Instructions for the task: Transcribe the records that follow. Keep every word exactly, and drop the pictures.

<<<<

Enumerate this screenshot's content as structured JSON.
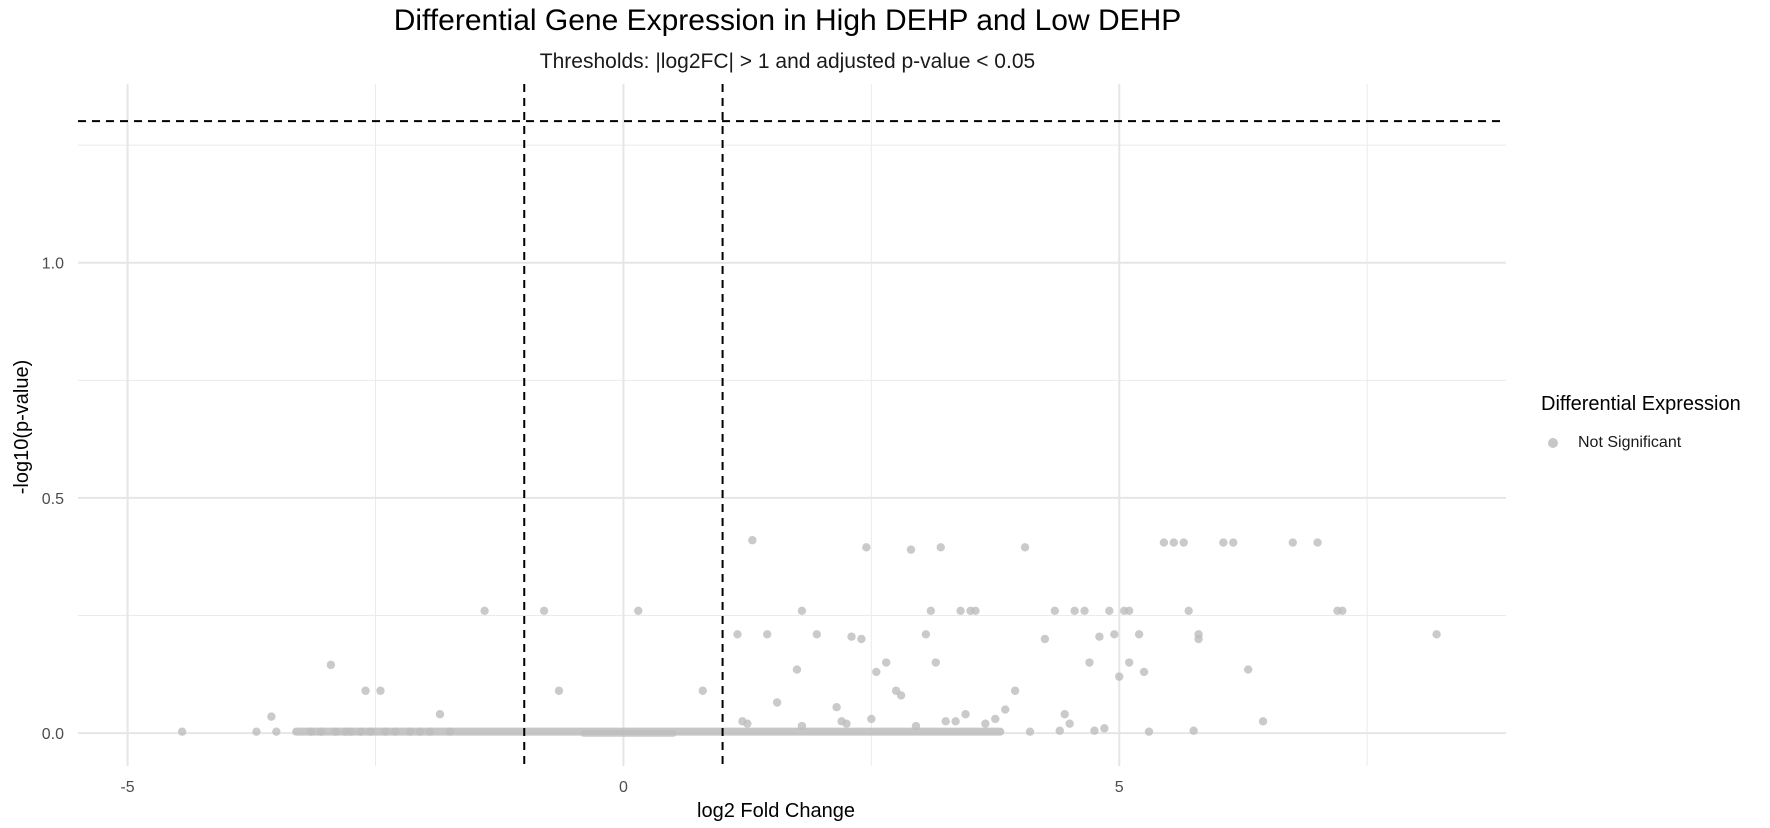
{
  "chart_data": {
    "type": "scatter",
    "title": "Differential Gene Expression in High DEHP and Low DEHP",
    "subtitle": "Thresholds: |log2FC| > 1 and adjusted p-value < 0.05",
    "xlabel": "log2 Fold Change",
    "ylabel": "-log10(p-value)",
    "xlim": [
      -5.5,
      8.9
    ],
    "ylim": [
      -0.07,
      1.38
    ],
    "x_ticks": [
      -5,
      0,
      5
    ],
    "x_tick_labels": [
      "-5",
      "0",
      "5"
    ],
    "y_ticks": [
      0,
      0.5,
      1
    ],
    "y_tick_labels": [
      "0.0",
      "0.5",
      "1.0"
    ],
    "grid": true,
    "thresholds": {
      "vertical": [
        -1,
        1
      ],
      "horizontal": 1.301
    },
    "legend": {
      "title": "Differential Expression",
      "position": "right",
      "entries": [
        "Not Significant"
      ]
    },
    "colors": {
      "not_significant": "#bdbdbd",
      "threshold_line": "#000000",
      "grid": "#ebebeb"
    },
    "series": [
      {
        "name": "Not Significant",
        "points": [
          [
            -4.45,
            0.003
          ],
          [
            -3.7,
            0.003
          ],
          [
            -3.55,
            0.035
          ],
          [
            -3.5,
            0.003
          ],
          [
            -3.15,
            0.003
          ],
          [
            -3.05,
            0.003
          ],
          [
            -2.95,
            0.145
          ],
          [
            -2.9,
            0.003
          ],
          [
            -2.8,
            0.003
          ],
          [
            -2.75,
            0.003
          ],
          [
            -2.65,
            0.003
          ],
          [
            -2.6,
            0.09
          ],
          [
            -2.55,
            0.003
          ],
          [
            -2.45,
            0.09
          ],
          [
            -2.4,
            0.003
          ],
          [
            -2.3,
            0.003
          ],
          [
            -2.15,
            0.003
          ],
          [
            -2.05,
            0.003
          ],
          [
            -1.95,
            0.003
          ],
          [
            -1.85,
            0.04
          ],
          [
            -1.75,
            0.003
          ],
          [
            -1.4,
            0.26
          ],
          [
            -0.8,
            0.26
          ],
          [
            -0.65,
            0.09
          ],
          [
            0.15,
            0.26
          ],
          [
            0.8,
            0.09
          ],
          [
            1.15,
            0.21
          ],
          [
            1.2,
            0.025
          ],
          [
            1.25,
            0.02
          ],
          [
            1.3,
            0.41
          ],
          [
            1.45,
            0.21
          ],
          [
            1.55,
            0.065
          ],
          [
            1.75,
            0.135
          ],
          [
            1.8,
            0.015
          ],
          [
            1.8,
            0.26
          ],
          [
            1.95,
            0.21
          ],
          [
            2.15,
            0.055
          ],
          [
            2.2,
            0.025
          ],
          [
            2.25,
            0.02
          ],
          [
            2.3,
            0.205
          ],
          [
            2.4,
            0.2
          ],
          [
            2.45,
            0.395
          ],
          [
            2.5,
            0.03
          ],
          [
            2.55,
            0.13
          ],
          [
            2.65,
            0.15
          ],
          [
            2.75,
            0.09
          ],
          [
            2.8,
            0.08
          ],
          [
            2.9,
            0.39
          ],
          [
            2.95,
            0.015
          ],
          [
            3.05,
            0.21
          ],
          [
            3.1,
            0.26
          ],
          [
            3.15,
            0.15
          ],
          [
            3.2,
            0.395
          ],
          [
            3.25,
            0.025
          ],
          [
            3.35,
            0.025
          ],
          [
            3.4,
            0.26
          ],
          [
            3.45,
            0.04
          ],
          [
            3.5,
            0.26
          ],
          [
            3.55,
            0.26
          ],
          [
            3.65,
            0.02
          ],
          [
            3.75,
            0.03
          ],
          [
            3.85,
            0.05
          ],
          [
            3.95,
            0.09
          ],
          [
            4.05,
            0.395
          ],
          [
            4.1,
            0.003
          ],
          [
            4.25,
            0.2
          ],
          [
            4.35,
            0.26
          ],
          [
            4.4,
            0.005
          ],
          [
            4.45,
            0.04
          ],
          [
            4.5,
            0.02
          ],
          [
            4.55,
            0.26
          ],
          [
            4.65,
            0.26
          ],
          [
            4.7,
            0.15
          ],
          [
            4.75,
            0.005
          ],
          [
            4.8,
            0.205
          ],
          [
            4.85,
            0.01
          ],
          [
            4.9,
            0.26
          ],
          [
            4.95,
            0.21
          ],
          [
            5.0,
            0.12
          ],
          [
            5.05,
            0.26
          ],
          [
            5.1,
            0.26
          ],
          [
            5.1,
            0.15
          ],
          [
            5.2,
            0.21
          ],
          [
            5.25,
            0.13
          ],
          [
            5.3,
            0.003
          ],
          [
            5.45,
            0.405
          ],
          [
            5.55,
            0.405
          ],
          [
            5.65,
            0.405
          ],
          [
            5.7,
            0.26
          ],
          [
            5.75,
            0.005
          ],
          [
            5.8,
            0.2
          ],
          [
            5.8,
            0.21
          ],
          [
            6.05,
            0.405
          ],
          [
            6.15,
            0.405
          ],
          [
            6.3,
            0.135
          ],
          [
            6.45,
            0.025
          ],
          [
            6.75,
            0.405
          ],
          [
            7.0,
            0.405
          ],
          [
            7.2,
            0.26
          ],
          [
            7.25,
            0.26
          ],
          [
            8.2,
            0.21
          ]
        ]
      }
    ]
  }
}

>>>>

Task output:
Enumerate this screenshot's content as structured JSON.
{
  "chart_data": {
    "type": "scatter",
    "title": "Differential Gene Expression in High DEHP and Low DEHP",
    "subtitle": "Thresholds: |log2FC| > 1 and adjusted p-value < 0.05",
    "xlabel": "log2 Fold Change",
    "ylabel": "-log10(p-value)",
    "xlim": [
      -5.5,
      8.9
    ],
    "ylim": [
      -0.07,
      1.38
    ],
    "x_ticks": [
      -5,
      0,
      5
    ],
    "x_tick_labels": [
      "-5",
      "0",
      "5"
    ],
    "y_ticks": [
      0,
      0.5,
      1
    ],
    "y_tick_labels": [
      "0.0",
      "0.5",
      "1.0"
    ],
    "grid": true,
    "thresholds": {
      "vertical": [
        -1,
        1
      ],
      "horizontal": 1.301
    },
    "legend": {
      "title": "Differential Expression",
      "position": "right",
      "entries": [
        "Not Significant"
      ]
    },
    "colors": {
      "not_significant": "#bdbdbd",
      "threshold_line": "#000000",
      "grid": "#ebebeb"
    },
    "series": [
      {
        "name": "Not Significant",
        "points": [
          [
            -4.45,
            0.003
          ],
          [
            -3.7,
            0.003
          ],
          [
            -3.55,
            0.035
          ],
          [
            -3.5,
            0.003
          ],
          [
            -3.15,
            0.003
          ],
          [
            -3.05,
            0.003
          ],
          [
            -2.95,
            0.145
          ],
          [
            -2.9,
            0.003
          ],
          [
            -2.8,
            0.003
          ],
          [
            -2.75,
            0.003
          ],
          [
            -2.65,
            0.003
          ],
          [
            -2.6,
            0.09
          ],
          [
            -2.55,
            0.003
          ],
          [
            -2.45,
            0.09
          ],
          [
            -2.4,
            0.003
          ],
          [
            -2.3,
            0.003
          ],
          [
            -2.15,
            0.003
          ],
          [
            -2.05,
            0.003
          ],
          [
            -1.95,
            0.003
          ],
          [
            -1.85,
            0.04
          ],
          [
            -1.75,
            0.003
          ],
          [
            -1.4,
            0.26
          ],
          [
            -0.8,
            0.26
          ],
          [
            -0.65,
            0.09
          ],
          [
            0.15,
            0.26
          ],
          [
            0.8,
            0.09
          ],
          [
            1.15,
            0.21
          ],
          [
            1.2,
            0.025
          ],
          [
            1.25,
            0.02
          ],
          [
            1.3,
            0.41
          ],
          [
            1.45,
            0.21
          ],
          [
            1.55,
            0.065
          ],
          [
            1.75,
            0.135
          ],
          [
            1.8,
            0.015
          ],
          [
            1.8,
            0.26
          ],
          [
            1.95,
            0.21
          ],
          [
            2.15,
            0.055
          ],
          [
            2.2,
            0.025
          ],
          [
            2.25,
            0.02
          ],
          [
            2.3,
            0.205
          ],
          [
            2.4,
            0.2
          ],
          [
            2.45,
            0.395
          ],
          [
            2.5,
            0.03
          ],
          [
            2.55,
            0.13
          ],
          [
            2.65,
            0.15
          ],
          [
            2.75,
            0.09
          ],
          [
            2.8,
            0.08
          ],
          [
            2.9,
            0.39
          ],
          [
            2.95,
            0.015
          ],
          [
            3.05,
            0.21
          ],
          [
            3.1,
            0.26
          ],
          [
            3.15,
            0.15
          ],
          [
            3.2,
            0.395
          ],
          [
            3.25,
            0.025
          ],
          [
            3.35,
            0.025
          ],
          [
            3.4,
            0.26
          ],
          [
            3.45,
            0.04
          ],
          [
            3.5,
            0.26
          ],
          [
            3.55,
            0.26
          ],
          [
            3.65,
            0.02
          ],
          [
            3.75,
            0.03
          ],
          [
            3.85,
            0.05
          ],
          [
            3.95,
            0.09
          ],
          [
            4.05,
            0.395
          ],
          [
            4.1,
            0.003
          ],
          [
            4.25,
            0.2
          ],
          [
            4.35,
            0.26
          ],
          [
            4.4,
            0.005
          ],
          [
            4.45,
            0.04
          ],
          [
            4.5,
            0.02
          ],
          [
            4.55,
            0.26
          ],
          [
            4.65,
            0.26
          ],
          [
            4.7,
            0.15
          ],
          [
            4.75,
            0.005
          ],
          [
            4.8,
            0.205
          ],
          [
            4.85,
            0.01
          ],
          [
            4.9,
            0.26
          ],
          [
            4.95,
            0.21
          ],
          [
            5.0,
            0.12
          ],
          [
            5.05,
            0.26
          ],
          [
            5.1,
            0.26
          ],
          [
            5.1,
            0.15
          ],
          [
            5.2,
            0.21
          ],
          [
            5.25,
            0.13
          ],
          [
            5.3,
            0.003
          ],
          [
            5.45,
            0.405
          ],
          [
            5.55,
            0.405
          ],
          [
            5.65,
            0.405
          ],
          [
            5.7,
            0.26
          ],
          [
            5.75,
            0.005
          ],
          [
            5.8,
            0.2
          ],
          [
            5.8,
            0.21
          ],
          [
            6.05,
            0.405
          ],
          [
            6.15,
            0.405
          ],
          [
            6.3,
            0.135
          ],
          [
            6.45,
            0.025
          ],
          [
            6.75,
            0.405
          ],
          [
            7.0,
            0.405
          ],
          [
            7.2,
            0.26
          ],
          [
            7.25,
            0.26
          ],
          [
            8.2,
            0.21
          ]
        ]
      }
    ]
  }
}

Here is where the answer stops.